- **Description of the task**
Return all of the lines below exactly as they are.

(Stored records)
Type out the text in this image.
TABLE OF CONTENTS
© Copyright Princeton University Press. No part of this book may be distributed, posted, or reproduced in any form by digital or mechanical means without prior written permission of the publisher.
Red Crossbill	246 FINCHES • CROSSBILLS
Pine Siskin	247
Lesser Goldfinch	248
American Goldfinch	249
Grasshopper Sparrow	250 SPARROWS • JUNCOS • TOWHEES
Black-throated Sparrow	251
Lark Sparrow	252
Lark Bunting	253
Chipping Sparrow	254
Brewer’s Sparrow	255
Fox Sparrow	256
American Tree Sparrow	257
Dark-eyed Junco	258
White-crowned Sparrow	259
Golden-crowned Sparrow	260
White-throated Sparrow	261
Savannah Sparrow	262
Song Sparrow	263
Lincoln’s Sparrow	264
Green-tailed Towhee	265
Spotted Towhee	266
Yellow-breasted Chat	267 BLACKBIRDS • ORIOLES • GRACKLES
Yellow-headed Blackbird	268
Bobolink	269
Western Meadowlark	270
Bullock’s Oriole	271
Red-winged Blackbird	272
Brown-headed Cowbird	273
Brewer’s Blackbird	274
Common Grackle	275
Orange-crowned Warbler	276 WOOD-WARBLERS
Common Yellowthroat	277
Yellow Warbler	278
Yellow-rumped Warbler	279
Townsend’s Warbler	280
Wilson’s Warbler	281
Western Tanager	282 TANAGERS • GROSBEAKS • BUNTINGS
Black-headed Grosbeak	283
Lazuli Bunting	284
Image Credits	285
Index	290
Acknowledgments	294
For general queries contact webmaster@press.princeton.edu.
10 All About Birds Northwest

- **Solution for this exercise**
Type out the text in this image.
TABLE OF CONTENTS
© Copyright Princeton University Press. No part of this book may be distributed, posted, or reproduced in any form by digital or mechanical means without prior written permission of the publisher.
Red Crossbill	246 FINCHES • CROSSBILLS
Pine Siskin	247
Lesser Goldfinch	248
American Goldfinch	249
Grasshopper Sparrow	250 SPARROWS • JUNCOS • TOWHEES
Black-throated Sparrow	251
Lark Sparrow	252
Lark Bunting	253
Chipping Sparrow	254
Brewer’s Sparrow	255
Fox Sparrow	256
American Tree Sparrow	257
Dark-eyed Junco	258
White-crowned Sparrow	259
Golden-crowned Sparrow	260
White-throated Sparrow	261
Savannah Sparrow	262
Song Sparrow	263
Lincoln’s Sparrow	264
Green-tailed Towhee	265
Spotted Towhee	266
Yellow-breasted Chat	267 BLACKBIRDS • ORIOLES • GRACKLES
Yellow-headed Blackbird	268
Bobolink	269
Western Meadowlark	270
Bullock’s Oriole	271
Red-winged Blackbird	272
Brown-headed Cowbird	273
Brewer’s Blackbird	274
Common Grackle	275
Orange-crowned Warbler	276 WOOD-WARBLERS
Common Yellowthroat	277
Yellow Warbler	278
Yellow-rumped Warbler	279
Townsend’s Warbler	280
Wilson’s Warbler	281
Western Tanager	282 TANAGERS • GROSBEAKS • BUNTINGS
Black-headed Grosbeak	283
Lazuli Bunting	284
Image Credits	285
Index	290
Acknowledgments	294
For general queries contact webmaster@press.princeton.edu.
10 All About Birds Northwest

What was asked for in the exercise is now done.